== Data lines ==
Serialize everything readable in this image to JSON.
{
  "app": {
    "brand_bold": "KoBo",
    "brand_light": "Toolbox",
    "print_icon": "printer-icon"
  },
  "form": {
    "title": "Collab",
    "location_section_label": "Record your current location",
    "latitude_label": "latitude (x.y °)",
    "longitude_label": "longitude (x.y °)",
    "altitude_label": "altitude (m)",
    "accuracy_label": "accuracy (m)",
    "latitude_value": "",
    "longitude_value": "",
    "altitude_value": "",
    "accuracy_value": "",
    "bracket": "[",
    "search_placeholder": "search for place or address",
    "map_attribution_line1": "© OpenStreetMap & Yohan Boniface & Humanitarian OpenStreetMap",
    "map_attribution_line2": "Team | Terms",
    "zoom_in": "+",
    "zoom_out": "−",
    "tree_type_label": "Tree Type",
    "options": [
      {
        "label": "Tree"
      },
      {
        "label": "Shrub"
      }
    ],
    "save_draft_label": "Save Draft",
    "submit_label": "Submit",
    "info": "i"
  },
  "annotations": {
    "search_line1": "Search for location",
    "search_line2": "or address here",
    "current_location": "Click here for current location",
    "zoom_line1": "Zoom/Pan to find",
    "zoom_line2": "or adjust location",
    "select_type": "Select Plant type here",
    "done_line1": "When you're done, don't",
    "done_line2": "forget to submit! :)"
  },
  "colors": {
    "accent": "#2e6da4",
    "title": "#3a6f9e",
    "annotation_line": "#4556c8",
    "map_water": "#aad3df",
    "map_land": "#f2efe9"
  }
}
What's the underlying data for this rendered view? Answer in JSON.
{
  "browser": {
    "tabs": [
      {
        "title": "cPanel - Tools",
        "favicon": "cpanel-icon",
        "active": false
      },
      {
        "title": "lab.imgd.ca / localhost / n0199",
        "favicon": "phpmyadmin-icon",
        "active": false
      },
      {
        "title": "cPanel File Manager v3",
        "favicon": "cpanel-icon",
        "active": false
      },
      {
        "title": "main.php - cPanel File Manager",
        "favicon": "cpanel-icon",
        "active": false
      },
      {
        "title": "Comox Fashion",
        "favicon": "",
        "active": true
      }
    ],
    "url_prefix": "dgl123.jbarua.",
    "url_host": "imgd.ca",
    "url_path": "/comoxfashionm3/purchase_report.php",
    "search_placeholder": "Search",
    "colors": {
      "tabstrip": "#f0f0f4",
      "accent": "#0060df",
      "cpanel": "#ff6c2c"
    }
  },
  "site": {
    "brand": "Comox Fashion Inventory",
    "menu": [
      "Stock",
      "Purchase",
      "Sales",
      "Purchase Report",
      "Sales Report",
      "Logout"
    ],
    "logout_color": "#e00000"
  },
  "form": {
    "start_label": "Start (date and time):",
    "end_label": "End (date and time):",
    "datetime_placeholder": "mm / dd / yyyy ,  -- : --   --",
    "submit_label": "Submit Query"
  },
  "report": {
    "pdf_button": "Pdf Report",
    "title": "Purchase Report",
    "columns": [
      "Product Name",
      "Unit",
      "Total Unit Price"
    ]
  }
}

== Short problem ==
Look through the entries above; copy each line where the string "imgd" appears.

== Finished answer ==
        "title": "lab.imgd.ca / localhost / n0199",
    "url_host": "imgd.ca",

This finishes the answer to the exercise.